GIVEN REQUEST – Below are records. Copy every line with "scones" in it.

DATA SUPPLIED –
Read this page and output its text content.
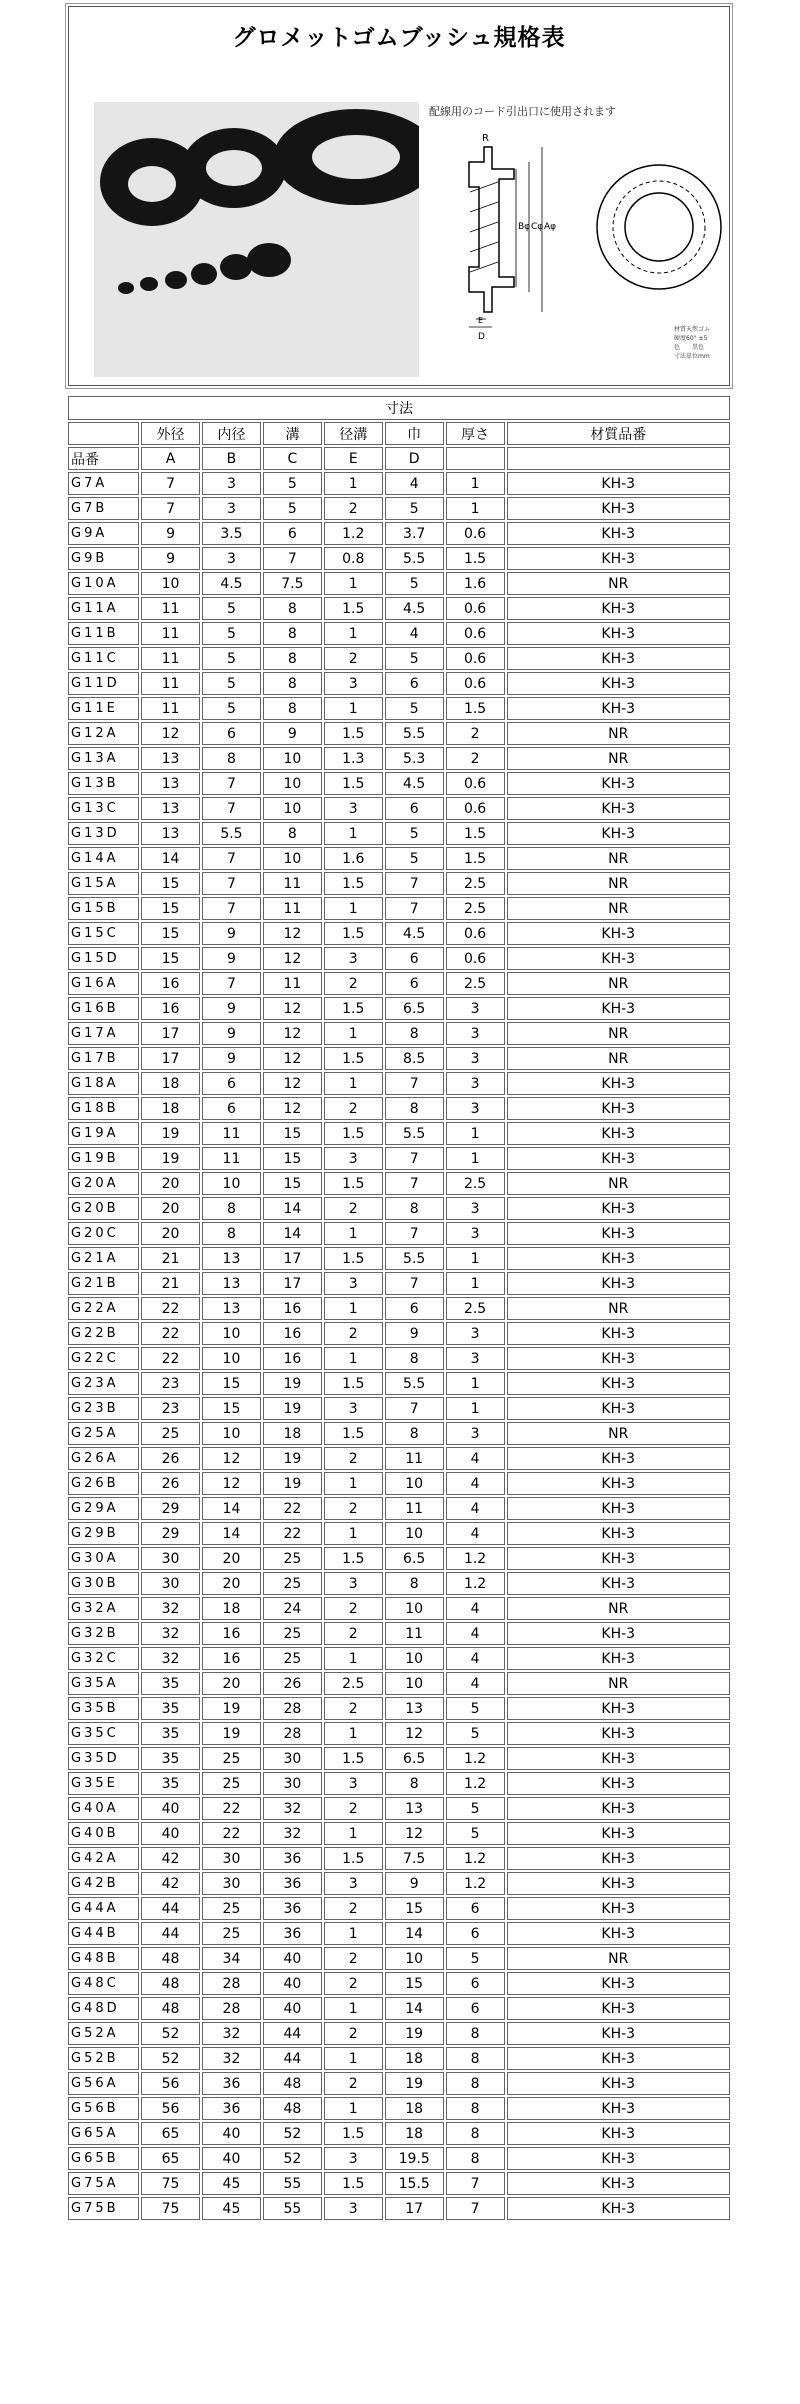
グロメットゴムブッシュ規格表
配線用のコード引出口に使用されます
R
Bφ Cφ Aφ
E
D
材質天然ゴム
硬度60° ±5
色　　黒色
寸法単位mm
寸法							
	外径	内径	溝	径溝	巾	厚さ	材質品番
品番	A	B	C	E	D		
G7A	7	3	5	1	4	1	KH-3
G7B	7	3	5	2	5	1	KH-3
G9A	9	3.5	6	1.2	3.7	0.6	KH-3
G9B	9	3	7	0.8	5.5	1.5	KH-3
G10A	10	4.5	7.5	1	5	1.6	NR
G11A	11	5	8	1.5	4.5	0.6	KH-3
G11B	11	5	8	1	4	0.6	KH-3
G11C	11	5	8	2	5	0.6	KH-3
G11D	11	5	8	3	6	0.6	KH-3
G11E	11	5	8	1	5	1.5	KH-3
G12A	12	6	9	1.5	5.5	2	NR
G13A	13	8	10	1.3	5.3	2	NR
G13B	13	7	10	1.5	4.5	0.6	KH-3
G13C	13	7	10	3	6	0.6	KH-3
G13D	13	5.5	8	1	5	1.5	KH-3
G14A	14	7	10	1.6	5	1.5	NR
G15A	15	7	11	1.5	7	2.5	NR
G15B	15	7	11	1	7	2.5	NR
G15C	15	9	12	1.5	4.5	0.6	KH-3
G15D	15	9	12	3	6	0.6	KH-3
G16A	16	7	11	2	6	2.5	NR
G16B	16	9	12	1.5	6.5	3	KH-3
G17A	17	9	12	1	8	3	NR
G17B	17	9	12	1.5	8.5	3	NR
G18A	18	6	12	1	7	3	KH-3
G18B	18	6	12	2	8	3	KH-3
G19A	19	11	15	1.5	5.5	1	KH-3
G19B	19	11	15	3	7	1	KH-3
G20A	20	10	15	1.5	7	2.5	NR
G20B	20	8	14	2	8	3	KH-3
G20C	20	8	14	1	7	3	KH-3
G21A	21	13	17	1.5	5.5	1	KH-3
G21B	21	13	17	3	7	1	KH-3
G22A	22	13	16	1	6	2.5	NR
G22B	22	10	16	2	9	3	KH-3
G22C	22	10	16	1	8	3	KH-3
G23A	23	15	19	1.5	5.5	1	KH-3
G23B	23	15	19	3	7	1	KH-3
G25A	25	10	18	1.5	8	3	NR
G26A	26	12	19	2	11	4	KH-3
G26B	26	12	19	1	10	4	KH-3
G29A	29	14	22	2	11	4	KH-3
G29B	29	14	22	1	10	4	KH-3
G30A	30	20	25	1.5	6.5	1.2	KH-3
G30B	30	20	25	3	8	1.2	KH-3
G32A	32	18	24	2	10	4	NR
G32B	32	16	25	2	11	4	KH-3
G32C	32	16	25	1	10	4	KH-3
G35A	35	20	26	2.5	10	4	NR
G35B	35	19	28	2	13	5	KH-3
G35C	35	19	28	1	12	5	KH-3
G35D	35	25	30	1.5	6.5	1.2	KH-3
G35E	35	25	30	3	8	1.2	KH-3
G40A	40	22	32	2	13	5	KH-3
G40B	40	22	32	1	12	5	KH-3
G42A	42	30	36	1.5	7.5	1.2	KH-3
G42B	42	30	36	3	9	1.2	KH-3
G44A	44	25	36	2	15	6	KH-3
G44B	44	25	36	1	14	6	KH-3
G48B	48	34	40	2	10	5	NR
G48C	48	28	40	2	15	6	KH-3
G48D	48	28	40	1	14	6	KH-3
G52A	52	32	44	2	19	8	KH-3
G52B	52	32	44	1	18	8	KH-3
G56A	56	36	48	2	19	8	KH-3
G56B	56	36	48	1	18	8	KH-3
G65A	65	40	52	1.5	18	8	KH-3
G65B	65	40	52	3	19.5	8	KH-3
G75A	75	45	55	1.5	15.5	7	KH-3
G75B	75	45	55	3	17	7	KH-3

---

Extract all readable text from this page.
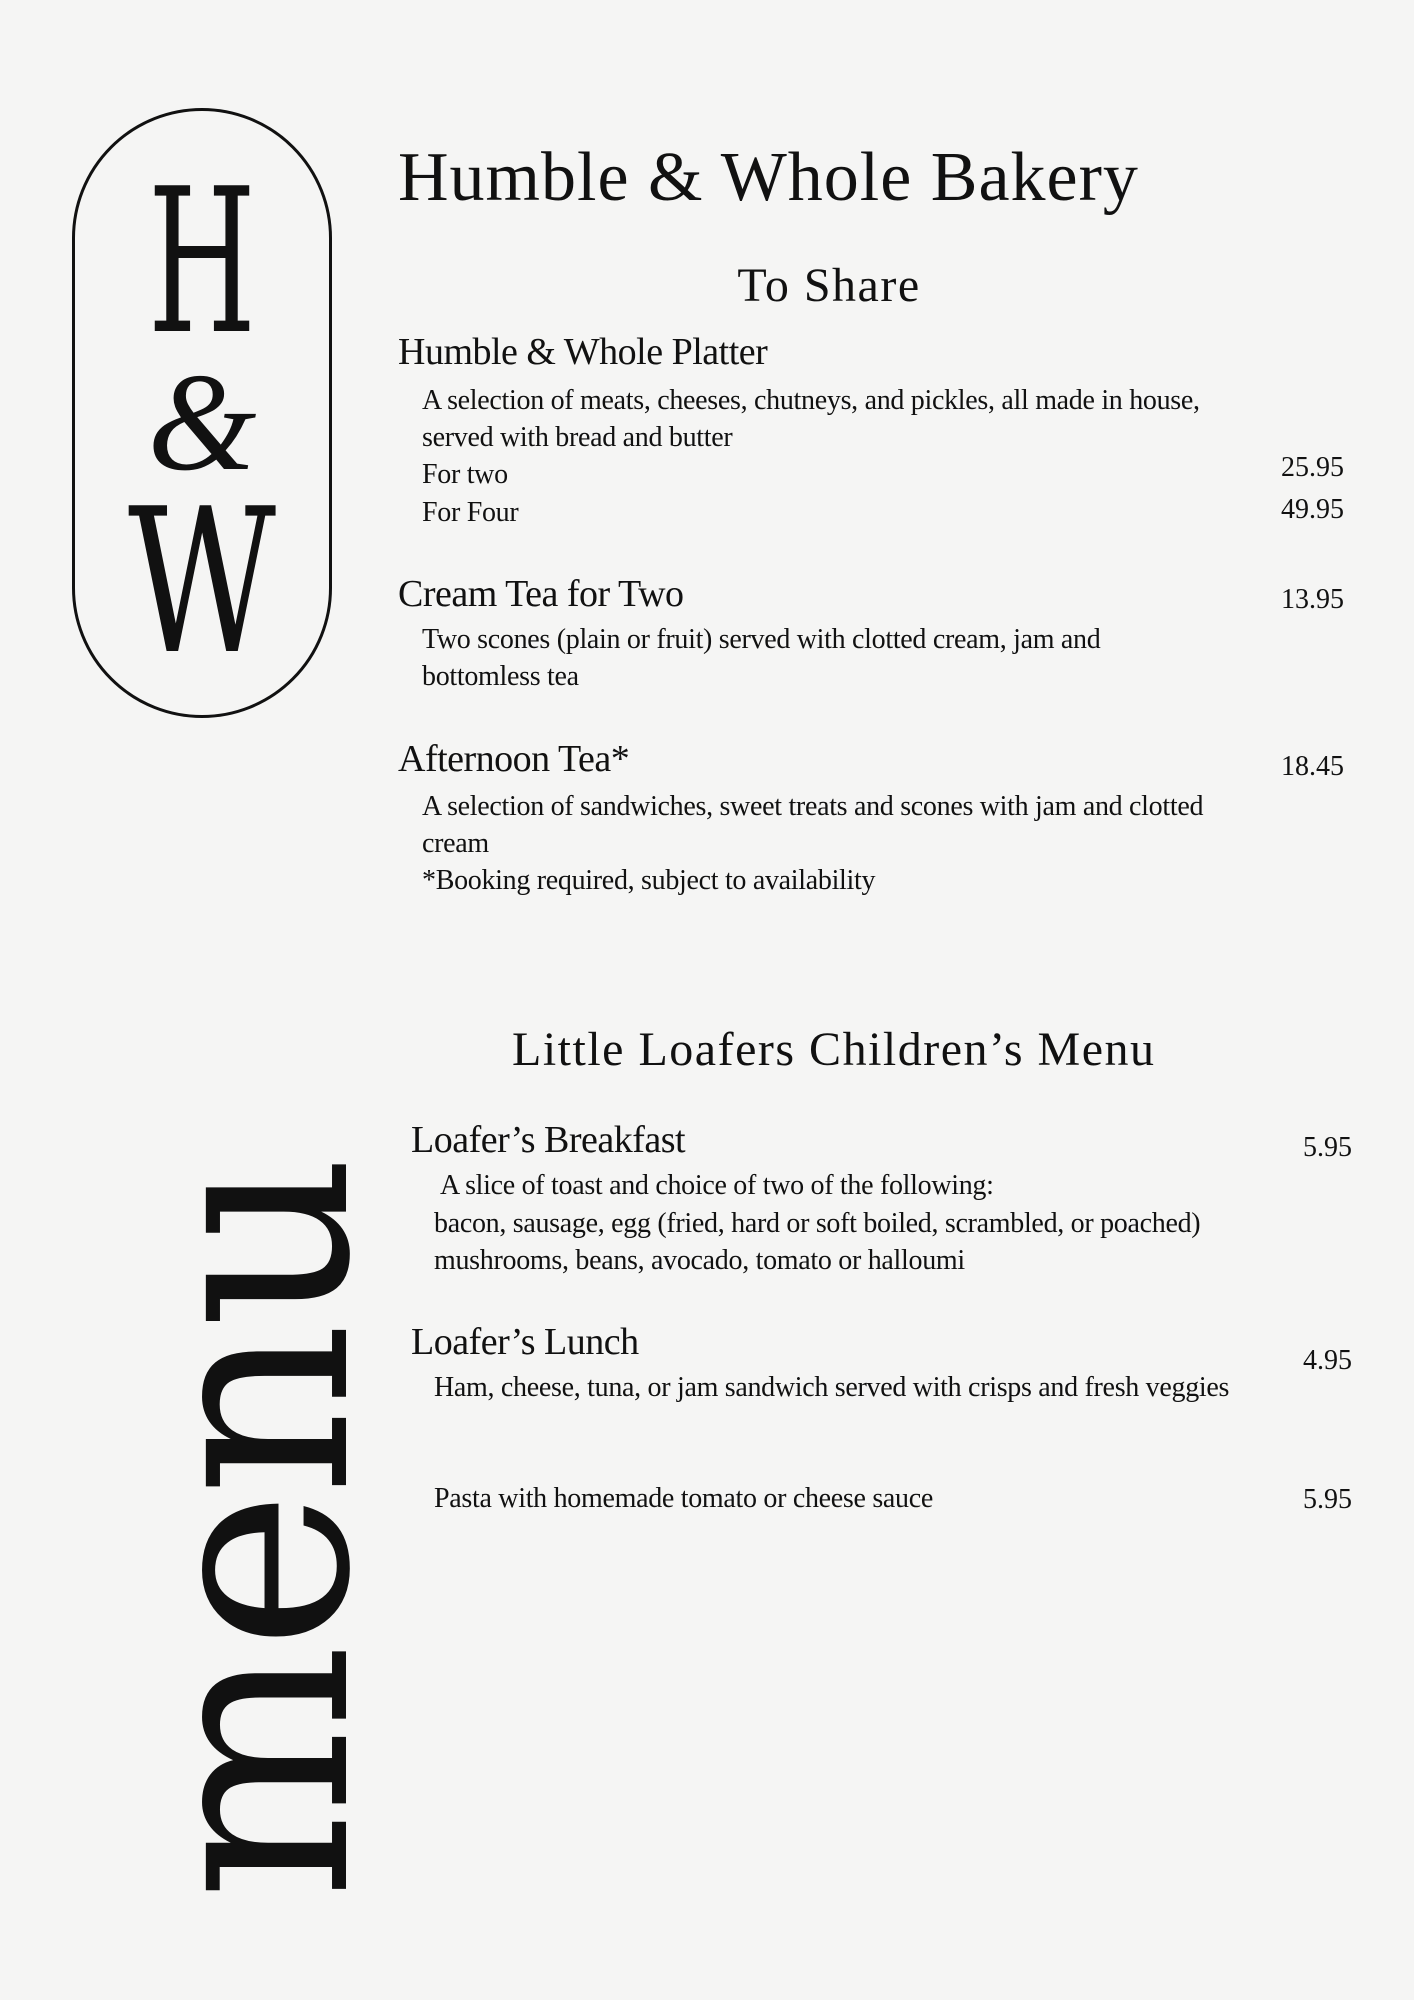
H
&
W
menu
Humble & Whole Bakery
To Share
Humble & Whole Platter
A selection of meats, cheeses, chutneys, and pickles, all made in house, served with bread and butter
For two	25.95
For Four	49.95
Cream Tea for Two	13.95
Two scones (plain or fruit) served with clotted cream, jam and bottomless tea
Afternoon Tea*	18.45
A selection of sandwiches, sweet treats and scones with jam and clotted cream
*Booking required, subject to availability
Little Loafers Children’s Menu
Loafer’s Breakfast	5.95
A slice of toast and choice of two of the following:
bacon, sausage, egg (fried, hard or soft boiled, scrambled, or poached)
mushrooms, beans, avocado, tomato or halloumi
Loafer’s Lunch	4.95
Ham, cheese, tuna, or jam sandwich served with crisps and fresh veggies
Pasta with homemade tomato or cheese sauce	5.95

RESPONSE TO THE EXERCISE –
Two scones (plain or fruit) served with clotted cream, jam and bottomless tea
A selection of sandwiches, sweet treats and scones with jam and clotted cream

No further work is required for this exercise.